INSTRUCTIONS TO FOLLOW:
In the listing below, identify each line with the word "some" and return those lines.

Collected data
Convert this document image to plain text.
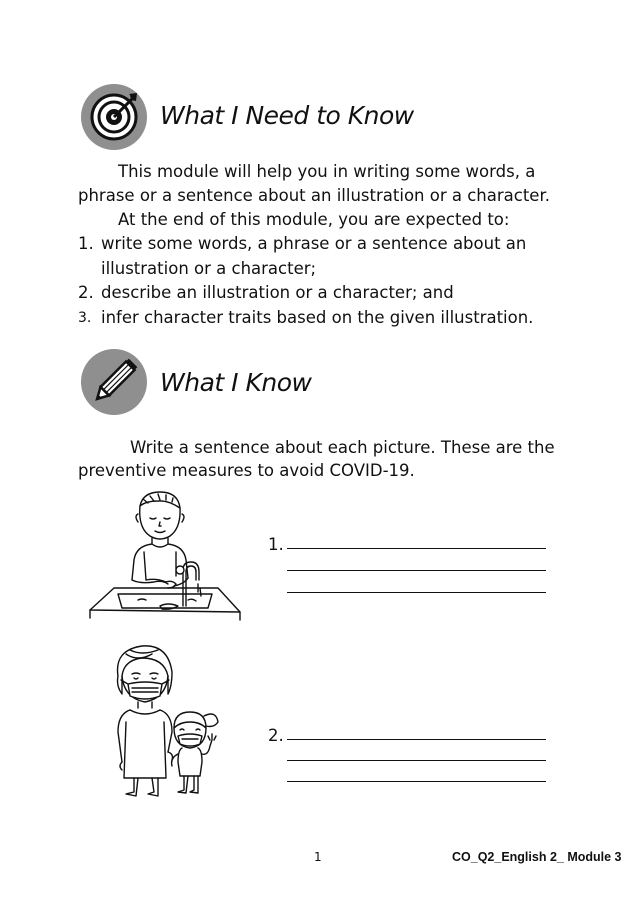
What I Need to Know
This module will help you in writing some words, a
phrase or a sentence about an illustration or a character.
At the end of this module, you are expected to:
1. write some words, a phrase or a sentence about an
illustration or a character;
2. describe an illustration or a character; and
3. infer character traits based on the given illustration.
What I Know
Write a sentence about each picture. These are the
preventive measures to avoid COVID-19.
1.
2.
1	CO_Q2_English 2_ Module 3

COMPLETE RESPONSE:
This module will help you in writing some words, a
1. write some words, a phrase or a sentence about an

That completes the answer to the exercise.